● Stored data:
━━━━━━━━━━
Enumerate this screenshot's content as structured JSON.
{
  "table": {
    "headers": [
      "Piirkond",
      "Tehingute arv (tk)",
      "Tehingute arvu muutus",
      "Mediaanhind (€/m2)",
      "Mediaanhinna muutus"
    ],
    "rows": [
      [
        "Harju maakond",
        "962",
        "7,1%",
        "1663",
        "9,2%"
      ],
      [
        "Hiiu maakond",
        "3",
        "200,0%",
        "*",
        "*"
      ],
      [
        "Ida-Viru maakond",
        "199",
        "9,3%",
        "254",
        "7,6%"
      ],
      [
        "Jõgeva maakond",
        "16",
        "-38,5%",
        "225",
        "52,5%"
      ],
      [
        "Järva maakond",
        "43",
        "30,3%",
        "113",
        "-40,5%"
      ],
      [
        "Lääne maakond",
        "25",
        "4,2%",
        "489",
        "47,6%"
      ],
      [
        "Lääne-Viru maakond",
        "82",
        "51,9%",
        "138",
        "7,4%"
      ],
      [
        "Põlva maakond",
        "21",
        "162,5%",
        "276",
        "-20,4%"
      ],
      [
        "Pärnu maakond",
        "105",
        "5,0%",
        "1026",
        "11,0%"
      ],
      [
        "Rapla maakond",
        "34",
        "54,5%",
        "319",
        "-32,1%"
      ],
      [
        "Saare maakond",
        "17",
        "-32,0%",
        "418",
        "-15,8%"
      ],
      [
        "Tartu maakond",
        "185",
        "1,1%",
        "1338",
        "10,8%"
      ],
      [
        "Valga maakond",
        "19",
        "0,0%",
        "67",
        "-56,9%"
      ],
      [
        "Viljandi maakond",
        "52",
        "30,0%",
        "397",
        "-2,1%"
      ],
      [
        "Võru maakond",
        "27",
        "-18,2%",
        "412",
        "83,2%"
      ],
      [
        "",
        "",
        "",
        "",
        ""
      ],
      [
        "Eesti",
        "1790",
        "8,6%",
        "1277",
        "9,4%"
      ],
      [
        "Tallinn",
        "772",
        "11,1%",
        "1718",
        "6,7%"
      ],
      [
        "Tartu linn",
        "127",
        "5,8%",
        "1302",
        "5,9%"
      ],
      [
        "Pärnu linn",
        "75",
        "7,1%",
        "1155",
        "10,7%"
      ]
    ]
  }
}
━━━━━━━━━━
● What you will do: Return every line exactly.

● Answer to the exercise:
Enumerate this screenshot's content as structured JSON.
{
  "table": {
    "headers": [
      "Piirkond",
      "Tehingute arv (tk)",
      "Tehingute arvu muutus",
      "Mediaanhind (€/m2)",
      "Mediaanhinna muutus"
    ],
    "rows": [
      [
        "Harju maakond",
        "962",
        "7,1%",
        "1663",
        "9,2%"
      ],
      [
        "Hiiu maakond",
        "3",
        "200,0%",
        "*",
        "*"
      ],
      [
        "Ida-Viru maakond",
        "199",
        "9,3%",
        "254",
        "7,6%"
      ],
      [
        "Jõgeva maakond",
        "16",
        "-38,5%",
        "225",
        "52,5%"
      ],
      [
        "Järva maakond",
        "43",
        "30,3%",
        "113",
        "-40,5%"
      ],
      [
        "Lääne maakond",
        "25",
        "4,2%",
        "489",
        "47,6%"
      ],
      [
        "Lääne-Viru maakond",
        "82",
        "51,9%",
        "138",
        "7,4%"
      ],
      [
        "Põlva maakond",
        "21",
        "162,5%",
        "276",
        "-20,4%"
      ],
      [
        "Pärnu maakond",
        "105",
        "5,0%",
        "1026",
        "11,0%"
      ],
      [
        "Rapla maakond",
        "34",
        "54,5%",
        "319",
        "-32,1%"
      ],
      [
        "Saare maakond",
        "17",
        "-32,0%",
        "418",
        "-15,8%"
      ],
      [
        "Tartu maakond",
        "185",
        "1,1%",
        "1338",
        "10,8%"
      ],
      [
        "Valga maakond",
        "19",
        "0,0%",
        "67",
        "-56,9%"
      ],
      [
        "Viljandi maakond",
        "52",
        "30,0%",
        "397",
        "-2,1%"
      ],
      [
        "Võru maakond",
        "27",
        "-18,2%",
        "412",
        "83,2%"
      ],
      [
        "",
        "",
        "",
        "",
        ""
      ],
      [
        "Eesti",
        "1790",
        "8,6%",
        "1277",
        "9,4%"
      ],
      [
        "Tallinn",
        "772",
        "11,1%",
        "1718",
        "6,7%"
      ],
      [
        "Tartu linn",
        "127",
        "5,8%",
        "1302",
        "5,9%"
      ],
      [
        "Pärnu linn",
        "75",
        "7,1%",
        "1155",
        "10,7%"
      ]
    ]
  }
}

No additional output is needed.